§ What to work on: Scan the data below. Pull out each line where "subtitle" occurs.

____

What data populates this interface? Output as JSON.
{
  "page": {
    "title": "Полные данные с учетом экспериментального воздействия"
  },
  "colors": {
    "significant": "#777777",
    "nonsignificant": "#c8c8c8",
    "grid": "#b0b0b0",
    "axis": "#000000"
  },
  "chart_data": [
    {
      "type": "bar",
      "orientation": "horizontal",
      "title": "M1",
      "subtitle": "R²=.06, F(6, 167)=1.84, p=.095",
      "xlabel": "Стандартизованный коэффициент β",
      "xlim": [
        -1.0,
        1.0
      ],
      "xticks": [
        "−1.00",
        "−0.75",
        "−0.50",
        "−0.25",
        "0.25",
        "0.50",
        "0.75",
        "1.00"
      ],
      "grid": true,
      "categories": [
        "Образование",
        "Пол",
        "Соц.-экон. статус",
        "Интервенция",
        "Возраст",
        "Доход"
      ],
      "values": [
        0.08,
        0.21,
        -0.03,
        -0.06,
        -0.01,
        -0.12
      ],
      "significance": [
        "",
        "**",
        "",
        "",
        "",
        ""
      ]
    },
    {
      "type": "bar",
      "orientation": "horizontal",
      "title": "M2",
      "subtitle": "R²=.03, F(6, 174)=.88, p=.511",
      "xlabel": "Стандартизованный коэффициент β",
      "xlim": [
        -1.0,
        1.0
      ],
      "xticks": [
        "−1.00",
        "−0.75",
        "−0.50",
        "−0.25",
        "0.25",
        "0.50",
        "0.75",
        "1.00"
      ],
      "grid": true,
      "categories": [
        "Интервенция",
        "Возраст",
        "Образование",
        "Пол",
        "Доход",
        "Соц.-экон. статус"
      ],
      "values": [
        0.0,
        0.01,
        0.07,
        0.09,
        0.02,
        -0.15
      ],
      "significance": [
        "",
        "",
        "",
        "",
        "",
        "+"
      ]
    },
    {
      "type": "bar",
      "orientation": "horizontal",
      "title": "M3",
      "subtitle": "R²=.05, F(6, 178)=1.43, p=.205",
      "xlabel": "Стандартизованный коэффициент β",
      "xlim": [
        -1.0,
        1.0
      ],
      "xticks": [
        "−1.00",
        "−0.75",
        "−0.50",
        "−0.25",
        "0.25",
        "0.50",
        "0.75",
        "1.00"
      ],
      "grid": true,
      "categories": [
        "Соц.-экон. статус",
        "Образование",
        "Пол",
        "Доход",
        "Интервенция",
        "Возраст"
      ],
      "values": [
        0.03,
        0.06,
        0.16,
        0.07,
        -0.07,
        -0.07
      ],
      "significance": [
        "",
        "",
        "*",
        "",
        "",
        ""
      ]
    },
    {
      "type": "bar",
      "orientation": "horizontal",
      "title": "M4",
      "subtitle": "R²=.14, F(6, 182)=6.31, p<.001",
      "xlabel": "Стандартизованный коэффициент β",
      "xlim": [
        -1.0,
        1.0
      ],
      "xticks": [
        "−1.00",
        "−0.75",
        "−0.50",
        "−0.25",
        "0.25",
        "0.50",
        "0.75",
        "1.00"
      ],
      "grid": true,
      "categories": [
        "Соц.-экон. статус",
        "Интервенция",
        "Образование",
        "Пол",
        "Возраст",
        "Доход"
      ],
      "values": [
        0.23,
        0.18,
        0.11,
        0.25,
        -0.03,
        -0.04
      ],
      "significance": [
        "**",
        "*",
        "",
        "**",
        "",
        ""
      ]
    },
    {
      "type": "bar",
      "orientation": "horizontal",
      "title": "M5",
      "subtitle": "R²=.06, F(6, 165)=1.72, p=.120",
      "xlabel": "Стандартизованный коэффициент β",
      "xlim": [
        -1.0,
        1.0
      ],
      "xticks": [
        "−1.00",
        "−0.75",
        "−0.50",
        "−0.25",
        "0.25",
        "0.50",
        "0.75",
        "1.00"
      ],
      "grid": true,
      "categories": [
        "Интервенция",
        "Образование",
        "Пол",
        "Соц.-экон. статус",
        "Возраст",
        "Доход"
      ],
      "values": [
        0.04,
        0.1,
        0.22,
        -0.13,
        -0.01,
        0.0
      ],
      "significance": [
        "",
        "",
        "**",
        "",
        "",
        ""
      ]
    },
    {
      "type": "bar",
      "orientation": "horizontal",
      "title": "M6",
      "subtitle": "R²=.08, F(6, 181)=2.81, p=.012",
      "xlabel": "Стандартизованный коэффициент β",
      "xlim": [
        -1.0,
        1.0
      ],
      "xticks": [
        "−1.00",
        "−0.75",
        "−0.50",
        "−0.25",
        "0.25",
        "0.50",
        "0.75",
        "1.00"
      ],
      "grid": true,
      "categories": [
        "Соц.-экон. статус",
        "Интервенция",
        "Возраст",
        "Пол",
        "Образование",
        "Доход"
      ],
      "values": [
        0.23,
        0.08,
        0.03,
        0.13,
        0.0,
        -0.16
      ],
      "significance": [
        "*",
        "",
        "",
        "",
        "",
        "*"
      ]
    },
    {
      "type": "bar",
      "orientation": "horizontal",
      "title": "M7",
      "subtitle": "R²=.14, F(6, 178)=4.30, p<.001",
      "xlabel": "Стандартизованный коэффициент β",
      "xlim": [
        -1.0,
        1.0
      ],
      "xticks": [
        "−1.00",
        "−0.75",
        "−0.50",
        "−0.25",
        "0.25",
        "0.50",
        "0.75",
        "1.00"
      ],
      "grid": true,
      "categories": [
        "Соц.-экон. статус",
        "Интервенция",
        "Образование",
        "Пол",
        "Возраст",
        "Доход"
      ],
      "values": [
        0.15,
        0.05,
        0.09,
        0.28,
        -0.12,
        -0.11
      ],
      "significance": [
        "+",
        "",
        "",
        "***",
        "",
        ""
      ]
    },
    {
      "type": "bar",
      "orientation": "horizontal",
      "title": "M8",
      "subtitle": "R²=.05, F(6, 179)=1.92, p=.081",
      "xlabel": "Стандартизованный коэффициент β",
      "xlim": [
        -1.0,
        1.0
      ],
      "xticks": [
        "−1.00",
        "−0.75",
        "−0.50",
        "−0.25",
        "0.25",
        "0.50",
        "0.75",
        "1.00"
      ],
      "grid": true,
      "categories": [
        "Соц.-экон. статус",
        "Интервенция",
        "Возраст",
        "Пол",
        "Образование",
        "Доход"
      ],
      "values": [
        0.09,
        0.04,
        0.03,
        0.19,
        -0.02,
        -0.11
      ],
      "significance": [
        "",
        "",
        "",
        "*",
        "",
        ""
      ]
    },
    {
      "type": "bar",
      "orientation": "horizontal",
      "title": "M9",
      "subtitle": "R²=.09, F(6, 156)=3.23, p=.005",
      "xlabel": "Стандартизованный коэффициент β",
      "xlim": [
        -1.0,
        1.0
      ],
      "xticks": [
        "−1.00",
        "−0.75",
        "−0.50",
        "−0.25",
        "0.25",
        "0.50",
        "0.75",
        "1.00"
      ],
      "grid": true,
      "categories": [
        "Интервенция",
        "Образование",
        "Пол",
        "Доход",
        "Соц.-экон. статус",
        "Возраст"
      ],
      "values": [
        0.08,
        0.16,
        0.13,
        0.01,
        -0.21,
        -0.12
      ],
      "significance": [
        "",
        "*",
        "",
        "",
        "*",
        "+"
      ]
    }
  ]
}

____

§ Result:
      "subtitle": "R²=.06, F(6, 167)=1.84, p=.095",
      "subtitle": "R²=.03, F(6, 174)=.88, p=.511",
      "subtitle": "R²=.05, F(6, 178)=1.43, p=.205",
      "subtitle": "R²=.14, F(6, 182)=6.31, p<.001",
      "subtitle": "R²=.06, F(6, 165)=1.72, p=.120",
      "subtitle": "R²=.08, F(6, 181)=2.81, p=.012",
      "subtitle": "R²=.14, F(6, 178)=4.30, p<.001",
      "subtitle": "R²=.05, F(6, 179)=1.92, p=.081",
      "subtitle": "R²=.09, F(6, 156)=3.23, p=.005",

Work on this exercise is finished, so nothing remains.